#### TASK PROMPT:
Every line of the records must be repeated exactly; pictures stay out.

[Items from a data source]
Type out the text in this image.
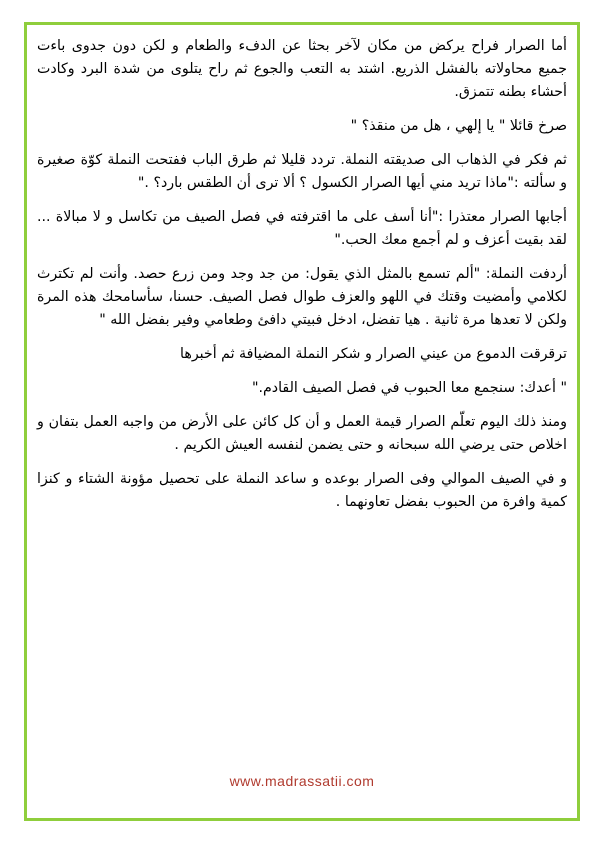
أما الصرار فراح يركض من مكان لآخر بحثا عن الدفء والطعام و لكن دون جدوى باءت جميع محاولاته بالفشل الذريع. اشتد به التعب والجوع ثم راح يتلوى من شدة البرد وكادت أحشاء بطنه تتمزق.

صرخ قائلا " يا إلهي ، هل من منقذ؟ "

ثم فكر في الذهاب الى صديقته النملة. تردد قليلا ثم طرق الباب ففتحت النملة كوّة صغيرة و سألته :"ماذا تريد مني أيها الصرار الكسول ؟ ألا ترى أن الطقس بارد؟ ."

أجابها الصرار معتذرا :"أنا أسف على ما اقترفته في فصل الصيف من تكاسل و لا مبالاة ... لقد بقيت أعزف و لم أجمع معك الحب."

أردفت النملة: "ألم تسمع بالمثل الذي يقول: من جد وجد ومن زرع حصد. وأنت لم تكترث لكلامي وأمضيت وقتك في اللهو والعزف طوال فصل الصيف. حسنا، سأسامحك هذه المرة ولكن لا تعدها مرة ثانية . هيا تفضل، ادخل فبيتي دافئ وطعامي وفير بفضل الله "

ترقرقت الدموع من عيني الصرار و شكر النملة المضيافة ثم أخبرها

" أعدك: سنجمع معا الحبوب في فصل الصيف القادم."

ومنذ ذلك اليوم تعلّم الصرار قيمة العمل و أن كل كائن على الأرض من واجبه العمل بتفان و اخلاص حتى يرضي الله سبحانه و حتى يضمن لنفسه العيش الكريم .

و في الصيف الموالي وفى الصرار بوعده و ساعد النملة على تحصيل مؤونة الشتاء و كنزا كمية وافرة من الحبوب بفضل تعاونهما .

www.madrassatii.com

#### REPLY TO THE EXERCISE:
Type out the text in this image.
أما الصرار فراح يركض من مكان لآخر بحثا عن الدفء والطعام و لكن دون جدوى باءت جميع محاولاته بالفشل الذريع. اشتد به التعب والجوع ثم راح يتلوى من شدة البرد وكادت أحشاء بطنه تتمزق.

صرخ قائلا " يا إلهي ، هل من منقذ؟ "

ثم فكر في الذهاب الى صديقته النملة. تردد قليلا ثم طرق الباب ففتحت النملة كوّة صغيرة و سألته :"ماذا تريد مني أيها الصرار الكسول ؟ ألا ترى أن الطقس بارد؟ ."

أجابها الصرار معتذرا :"أنا أسف على ما اقترفته في فصل الصيف من تكاسل و لا مبالاة ... لقد بقيت أعزف و لم أجمع معك الحب."

أردفت النملة: "ألم تسمع بالمثل الذي يقول: من جد وجد ومن زرع حصد. وأنت لم تكترث لكلامي وأمضيت وقتك في اللهو والعزف طوال فصل الصيف. حسنا، سأسامحك هذه المرة ولكن لا تعدها مرة ثانية . هيا تفضل، ادخل فبيتي دافئ وطعامي وفير بفضل الله "

ترقرقت الدموع من عيني الصرار و شكر النملة المضيافة ثم أخبرها

" أعدك: سنجمع معا الحبوب في فصل الصيف القادم."

ومنذ ذلك اليوم تعلّم الصرار قيمة العمل و أن كل كائن على الأرض من واجبه العمل بتفان و اخلاص حتى يرضي الله سبحانه و حتى يضمن لنفسه العيش الكريم .

و في الصيف الموالي وفى الصرار بوعده و ساعد النملة على تحصيل مؤونة الشتاء و كنزا كمية وافرة من الحبوب بفضل تعاونهما .

www.madrassatii.com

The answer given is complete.